* _Work to be completed_:
Entries follow. Set all of them down as they stand.
* Begin Available records *
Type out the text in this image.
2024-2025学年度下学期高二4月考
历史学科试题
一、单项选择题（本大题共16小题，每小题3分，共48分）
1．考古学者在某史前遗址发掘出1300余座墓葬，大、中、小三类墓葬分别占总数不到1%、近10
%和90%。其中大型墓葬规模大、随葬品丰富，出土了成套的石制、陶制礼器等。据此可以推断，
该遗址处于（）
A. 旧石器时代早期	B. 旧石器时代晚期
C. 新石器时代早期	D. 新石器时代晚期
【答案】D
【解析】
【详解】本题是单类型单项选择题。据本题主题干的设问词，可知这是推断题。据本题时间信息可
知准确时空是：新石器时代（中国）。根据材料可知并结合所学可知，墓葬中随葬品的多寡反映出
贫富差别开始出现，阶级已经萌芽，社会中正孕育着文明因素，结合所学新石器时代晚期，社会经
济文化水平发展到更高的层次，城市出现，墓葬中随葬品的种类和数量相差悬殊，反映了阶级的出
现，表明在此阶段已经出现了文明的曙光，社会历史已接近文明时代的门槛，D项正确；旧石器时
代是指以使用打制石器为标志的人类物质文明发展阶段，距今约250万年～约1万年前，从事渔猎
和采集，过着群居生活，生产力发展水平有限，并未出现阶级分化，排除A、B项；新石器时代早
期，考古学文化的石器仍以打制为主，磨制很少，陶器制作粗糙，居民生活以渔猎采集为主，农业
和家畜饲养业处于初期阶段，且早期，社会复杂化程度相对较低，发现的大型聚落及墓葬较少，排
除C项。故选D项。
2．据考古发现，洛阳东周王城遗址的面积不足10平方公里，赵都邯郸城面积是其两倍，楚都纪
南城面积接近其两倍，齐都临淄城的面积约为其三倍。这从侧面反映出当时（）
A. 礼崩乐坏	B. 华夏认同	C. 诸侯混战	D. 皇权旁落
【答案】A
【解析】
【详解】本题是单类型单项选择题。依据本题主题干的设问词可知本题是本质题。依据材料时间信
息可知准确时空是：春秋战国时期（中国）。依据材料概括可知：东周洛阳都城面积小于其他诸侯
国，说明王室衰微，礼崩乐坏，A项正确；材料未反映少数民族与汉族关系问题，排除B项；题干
* End Available records *
* _The reply_:
Type out the text in this image.
2024-2025学年度下学期高二4月考
历史学科试题
一、单项选择题（本大题共16小题，每小题3分，共48分）
1．考古学者在某史前遗址发掘出1300余座墓葬，大、中、小三类墓葬分别占总数不到1%、近10
%和90%。其中大型墓葬规模大、随葬品丰富，出土了成套的石制、陶制礼器等。据此可以推断，
该遗址处于（）
A. 旧石器时代早期	B. 旧石器时代晚期
C. 新石器时代早期	D. 新石器时代晚期
【答案】D
【解析】
【详解】本题是单类型单项选择题。据本题主题干的设问词，可知这是推断题。据本题时间信息可
知准确时空是：新石器时代（中国）。根据材料可知并结合所学可知，墓葬中随葬品的多寡反映出
贫富差别开始出现，阶级已经萌芽，社会中正孕育着文明因素，结合所学新石器时代晚期，社会经
济文化水平发展到更高的层次，城市出现，墓葬中随葬品的种类和数量相差悬殊，反映了阶级的出
现，表明在此阶段已经出现了文明的曙光，社会历史已接近文明时代的门槛，D项正确；旧石器时
代是指以使用打制石器为标志的人类物质文明发展阶段，距今约250万年～约1万年前，从事渔猎
和采集，过着群居生活，生产力发展水平有限，并未出现阶级分化，排除A、B项；新石器时代早
期，考古学文化的石器仍以打制为主，磨制很少，陶器制作粗糙，居民生活以渔猎采集为主，农业
和家畜饲养业处于初期阶段，且早期，社会复杂化程度相对较低，发现的大型聚落及墓葬较少，排
除C项。故选D项。
2．据考古发现，洛阳东周王城遗址的面积不足10平方公里，赵都邯郸城面积是其两倍，楚都纪
南城面积接近其两倍，齐都临淄城的面积约为其三倍。这从侧面反映出当时（）
A. 礼崩乐坏	B. 华夏认同	C. 诸侯混战	D. 皇权旁落
【答案】A
【解析】
【详解】本题是单类型单项选择题。依据本题主题干的设问词可知本题是本质题。依据材料时间信
息可知准确时空是：春秋战国时期（中国）。依据材料概括可知：东周洛阳都城面积小于其他诸侯
国，说明王室衰微，礼崩乐坏，A项正确；材料未反映少数民族与汉族关系问题，排除B项；题干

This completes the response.